═══ ENTRIES SUPPLIED

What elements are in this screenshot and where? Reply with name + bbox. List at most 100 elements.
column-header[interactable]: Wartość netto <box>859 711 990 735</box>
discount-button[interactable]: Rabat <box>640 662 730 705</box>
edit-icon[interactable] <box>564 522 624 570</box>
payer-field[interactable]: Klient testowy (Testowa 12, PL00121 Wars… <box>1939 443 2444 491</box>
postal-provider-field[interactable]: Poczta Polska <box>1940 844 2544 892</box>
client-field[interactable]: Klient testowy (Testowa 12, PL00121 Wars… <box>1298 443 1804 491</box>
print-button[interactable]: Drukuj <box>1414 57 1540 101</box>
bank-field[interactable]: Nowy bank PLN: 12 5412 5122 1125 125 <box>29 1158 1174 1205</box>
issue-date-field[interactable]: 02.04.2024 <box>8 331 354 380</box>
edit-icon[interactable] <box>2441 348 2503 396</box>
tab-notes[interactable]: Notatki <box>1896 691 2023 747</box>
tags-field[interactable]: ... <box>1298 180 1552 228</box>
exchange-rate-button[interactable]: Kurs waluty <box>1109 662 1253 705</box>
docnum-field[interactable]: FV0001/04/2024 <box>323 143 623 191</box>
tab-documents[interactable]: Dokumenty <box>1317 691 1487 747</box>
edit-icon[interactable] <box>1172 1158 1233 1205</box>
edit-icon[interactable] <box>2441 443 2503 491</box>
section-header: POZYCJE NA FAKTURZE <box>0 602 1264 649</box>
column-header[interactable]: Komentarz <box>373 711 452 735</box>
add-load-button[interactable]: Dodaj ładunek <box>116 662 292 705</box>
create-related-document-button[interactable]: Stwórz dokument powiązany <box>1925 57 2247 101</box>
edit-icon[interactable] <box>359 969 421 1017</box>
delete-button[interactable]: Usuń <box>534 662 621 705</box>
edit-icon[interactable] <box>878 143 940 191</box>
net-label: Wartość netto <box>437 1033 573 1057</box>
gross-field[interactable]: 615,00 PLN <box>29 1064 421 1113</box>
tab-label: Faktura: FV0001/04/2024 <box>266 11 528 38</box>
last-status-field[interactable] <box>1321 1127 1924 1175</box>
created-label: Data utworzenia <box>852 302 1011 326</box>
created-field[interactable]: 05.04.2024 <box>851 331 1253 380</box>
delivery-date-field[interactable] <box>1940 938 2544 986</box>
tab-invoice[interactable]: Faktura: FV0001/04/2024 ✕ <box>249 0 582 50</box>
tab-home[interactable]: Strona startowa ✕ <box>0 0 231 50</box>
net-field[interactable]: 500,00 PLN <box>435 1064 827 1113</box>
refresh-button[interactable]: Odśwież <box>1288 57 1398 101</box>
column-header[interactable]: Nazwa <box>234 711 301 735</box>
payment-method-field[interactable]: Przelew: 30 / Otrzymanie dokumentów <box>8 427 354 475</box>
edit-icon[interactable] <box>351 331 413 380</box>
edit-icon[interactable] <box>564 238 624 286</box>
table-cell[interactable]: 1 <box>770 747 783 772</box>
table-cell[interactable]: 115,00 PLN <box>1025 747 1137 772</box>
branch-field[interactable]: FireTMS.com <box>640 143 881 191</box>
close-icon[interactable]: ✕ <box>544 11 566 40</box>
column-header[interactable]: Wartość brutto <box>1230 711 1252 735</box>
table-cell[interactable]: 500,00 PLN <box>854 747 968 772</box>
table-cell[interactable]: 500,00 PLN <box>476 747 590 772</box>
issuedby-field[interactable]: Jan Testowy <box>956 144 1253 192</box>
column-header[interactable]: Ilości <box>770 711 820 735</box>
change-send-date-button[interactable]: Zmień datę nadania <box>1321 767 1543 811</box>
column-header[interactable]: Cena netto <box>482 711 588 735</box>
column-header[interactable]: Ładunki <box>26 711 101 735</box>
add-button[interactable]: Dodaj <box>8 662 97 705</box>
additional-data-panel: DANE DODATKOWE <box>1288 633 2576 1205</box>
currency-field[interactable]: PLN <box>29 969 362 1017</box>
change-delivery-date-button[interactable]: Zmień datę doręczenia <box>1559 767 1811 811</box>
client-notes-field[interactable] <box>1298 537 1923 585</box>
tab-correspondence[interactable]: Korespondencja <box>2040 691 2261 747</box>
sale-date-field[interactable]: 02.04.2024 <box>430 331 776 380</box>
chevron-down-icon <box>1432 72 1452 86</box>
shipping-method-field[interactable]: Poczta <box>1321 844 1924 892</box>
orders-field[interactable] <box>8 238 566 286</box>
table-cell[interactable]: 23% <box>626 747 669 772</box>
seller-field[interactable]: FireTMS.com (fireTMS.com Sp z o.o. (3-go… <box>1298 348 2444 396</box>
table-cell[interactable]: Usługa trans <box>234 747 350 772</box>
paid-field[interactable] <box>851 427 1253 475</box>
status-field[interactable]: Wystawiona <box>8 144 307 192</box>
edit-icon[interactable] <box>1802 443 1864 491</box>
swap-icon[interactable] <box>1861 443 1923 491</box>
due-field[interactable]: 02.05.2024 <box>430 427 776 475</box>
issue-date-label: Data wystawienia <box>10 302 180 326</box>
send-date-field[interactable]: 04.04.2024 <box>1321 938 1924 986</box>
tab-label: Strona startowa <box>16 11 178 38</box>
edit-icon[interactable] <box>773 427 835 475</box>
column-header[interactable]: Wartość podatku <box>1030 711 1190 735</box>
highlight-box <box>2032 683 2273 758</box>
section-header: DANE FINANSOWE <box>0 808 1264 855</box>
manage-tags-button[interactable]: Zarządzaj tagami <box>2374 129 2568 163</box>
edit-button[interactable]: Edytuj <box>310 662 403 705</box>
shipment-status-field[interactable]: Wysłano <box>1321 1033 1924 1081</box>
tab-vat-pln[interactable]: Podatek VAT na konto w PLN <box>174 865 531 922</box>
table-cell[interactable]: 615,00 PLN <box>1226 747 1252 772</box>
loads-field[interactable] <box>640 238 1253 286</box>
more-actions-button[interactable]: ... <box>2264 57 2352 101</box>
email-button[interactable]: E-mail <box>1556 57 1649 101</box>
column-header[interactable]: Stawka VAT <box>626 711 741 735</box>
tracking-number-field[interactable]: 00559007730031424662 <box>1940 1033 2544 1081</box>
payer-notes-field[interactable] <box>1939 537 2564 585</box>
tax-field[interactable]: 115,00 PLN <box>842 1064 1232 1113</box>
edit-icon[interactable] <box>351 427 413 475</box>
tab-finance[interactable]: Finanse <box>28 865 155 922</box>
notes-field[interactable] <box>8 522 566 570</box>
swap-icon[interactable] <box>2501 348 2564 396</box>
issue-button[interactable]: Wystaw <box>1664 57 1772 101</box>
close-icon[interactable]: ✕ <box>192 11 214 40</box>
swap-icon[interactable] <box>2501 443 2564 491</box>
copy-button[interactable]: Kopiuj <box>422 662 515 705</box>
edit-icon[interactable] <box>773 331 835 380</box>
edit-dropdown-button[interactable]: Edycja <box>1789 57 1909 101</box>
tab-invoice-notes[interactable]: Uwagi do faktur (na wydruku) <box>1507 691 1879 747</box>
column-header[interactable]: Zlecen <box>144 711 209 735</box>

══════

Could you return, verbatim, the part of the material above that starts at its first line and ends with the line containing "client-field[interactable]: Klient testowy", including both of those lines?

### [FINAL ANSWER]
What elements are in this screenshot and where? Reply with name + bbox. List at most 100 elements.
column-header[interactable]: Wartość netto <box>859 711 990 735</box>
discount-button[interactable]: Rabat <box>640 662 730 705</box>
edit-icon[interactable] <box>564 522 624 570</box>
payer-field[interactable]: Klient testowy (Testowa 12, PL00121 Wars… <box>1939 443 2444 491</box>
postal-provider-field[interactable]: Poczta Polska <box>1940 844 2544 892</box>
client-field[interactable]: Klient testowy (Testowa 12, PL00121 Wars… <box>1298 443 1804 491</box>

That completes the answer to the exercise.